WRITTEN PROBLEM ->
Scan the following material for the string "JSON" and copy each line in which it appears.

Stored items
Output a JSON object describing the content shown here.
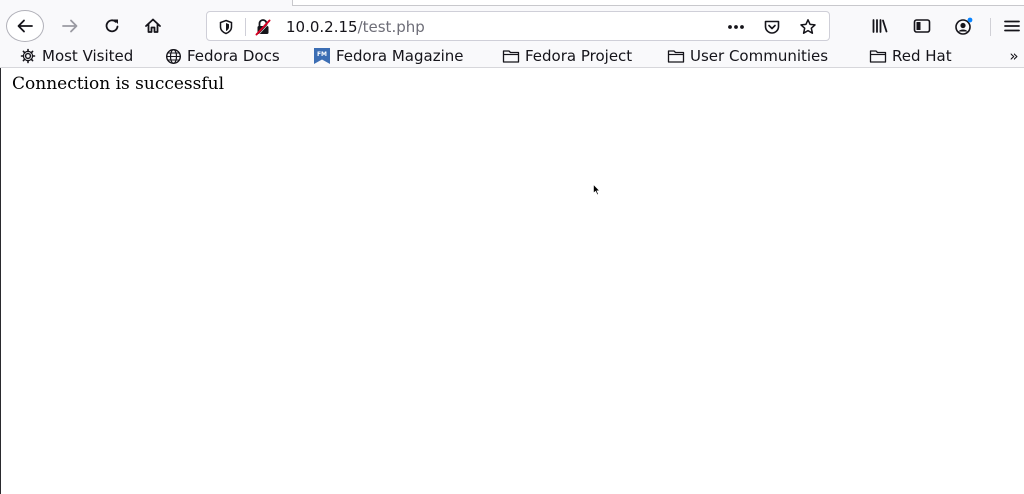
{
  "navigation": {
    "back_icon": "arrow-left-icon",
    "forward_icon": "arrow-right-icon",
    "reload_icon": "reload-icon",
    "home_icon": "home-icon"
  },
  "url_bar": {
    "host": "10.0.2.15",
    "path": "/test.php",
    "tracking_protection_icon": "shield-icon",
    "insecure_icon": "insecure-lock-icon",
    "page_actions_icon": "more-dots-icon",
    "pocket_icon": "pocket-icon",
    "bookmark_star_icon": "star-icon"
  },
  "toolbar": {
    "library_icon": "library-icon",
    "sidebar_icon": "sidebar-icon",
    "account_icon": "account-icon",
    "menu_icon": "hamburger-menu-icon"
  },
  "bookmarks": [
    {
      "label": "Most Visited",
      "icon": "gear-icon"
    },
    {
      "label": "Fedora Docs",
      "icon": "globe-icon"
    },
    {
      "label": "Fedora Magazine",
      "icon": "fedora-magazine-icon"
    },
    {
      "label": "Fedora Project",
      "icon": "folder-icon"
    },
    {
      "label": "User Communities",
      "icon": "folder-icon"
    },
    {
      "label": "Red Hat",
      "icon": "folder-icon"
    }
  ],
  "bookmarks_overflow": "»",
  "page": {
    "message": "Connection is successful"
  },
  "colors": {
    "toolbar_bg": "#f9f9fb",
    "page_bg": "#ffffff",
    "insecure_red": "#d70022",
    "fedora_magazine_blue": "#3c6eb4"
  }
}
* * *
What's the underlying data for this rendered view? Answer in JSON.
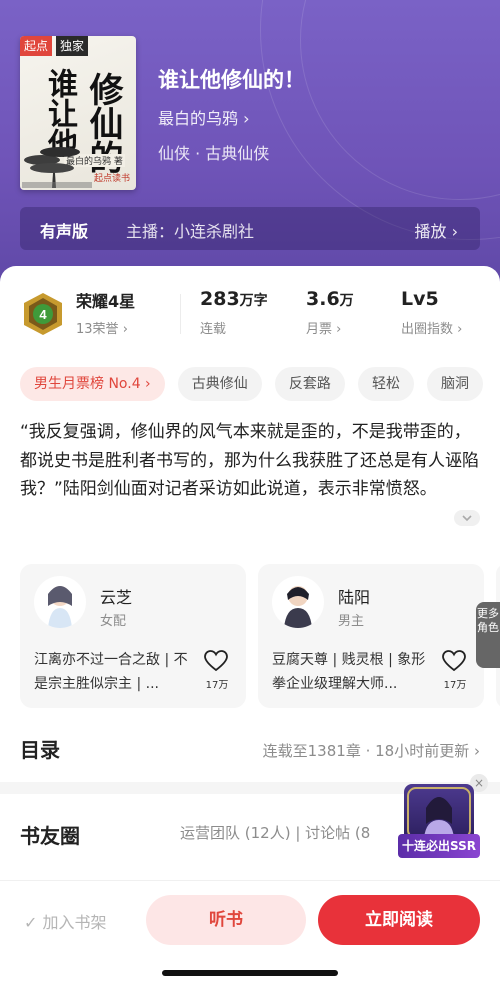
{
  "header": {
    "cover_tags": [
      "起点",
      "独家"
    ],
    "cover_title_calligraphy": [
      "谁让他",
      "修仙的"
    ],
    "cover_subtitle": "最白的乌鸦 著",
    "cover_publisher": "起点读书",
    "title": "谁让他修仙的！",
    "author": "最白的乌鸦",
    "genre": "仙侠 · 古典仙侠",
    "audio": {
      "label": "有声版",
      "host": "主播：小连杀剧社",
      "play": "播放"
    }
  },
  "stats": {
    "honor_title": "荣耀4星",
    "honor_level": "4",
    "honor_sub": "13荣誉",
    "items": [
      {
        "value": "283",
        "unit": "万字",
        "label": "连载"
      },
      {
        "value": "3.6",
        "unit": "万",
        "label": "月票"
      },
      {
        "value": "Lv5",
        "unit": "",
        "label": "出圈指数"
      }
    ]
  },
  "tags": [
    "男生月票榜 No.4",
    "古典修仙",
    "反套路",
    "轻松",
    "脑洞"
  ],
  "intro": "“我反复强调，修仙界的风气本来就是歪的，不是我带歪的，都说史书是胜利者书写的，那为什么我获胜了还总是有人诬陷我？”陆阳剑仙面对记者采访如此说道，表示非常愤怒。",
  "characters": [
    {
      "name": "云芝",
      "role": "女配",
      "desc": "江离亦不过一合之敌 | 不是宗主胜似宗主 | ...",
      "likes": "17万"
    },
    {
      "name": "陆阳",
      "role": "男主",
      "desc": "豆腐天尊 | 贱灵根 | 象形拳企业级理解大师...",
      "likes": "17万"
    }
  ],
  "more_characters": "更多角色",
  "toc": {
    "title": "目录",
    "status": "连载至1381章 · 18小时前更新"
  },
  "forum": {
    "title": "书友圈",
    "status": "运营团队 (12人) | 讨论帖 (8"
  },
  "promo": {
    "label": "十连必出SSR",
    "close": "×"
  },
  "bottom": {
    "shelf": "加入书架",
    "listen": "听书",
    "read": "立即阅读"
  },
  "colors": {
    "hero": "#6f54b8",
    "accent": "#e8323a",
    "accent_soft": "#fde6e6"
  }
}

RESULT ->
Output a JSON object describing the content shown here.
What's the underlying data for this rendered view? Answer in JSON.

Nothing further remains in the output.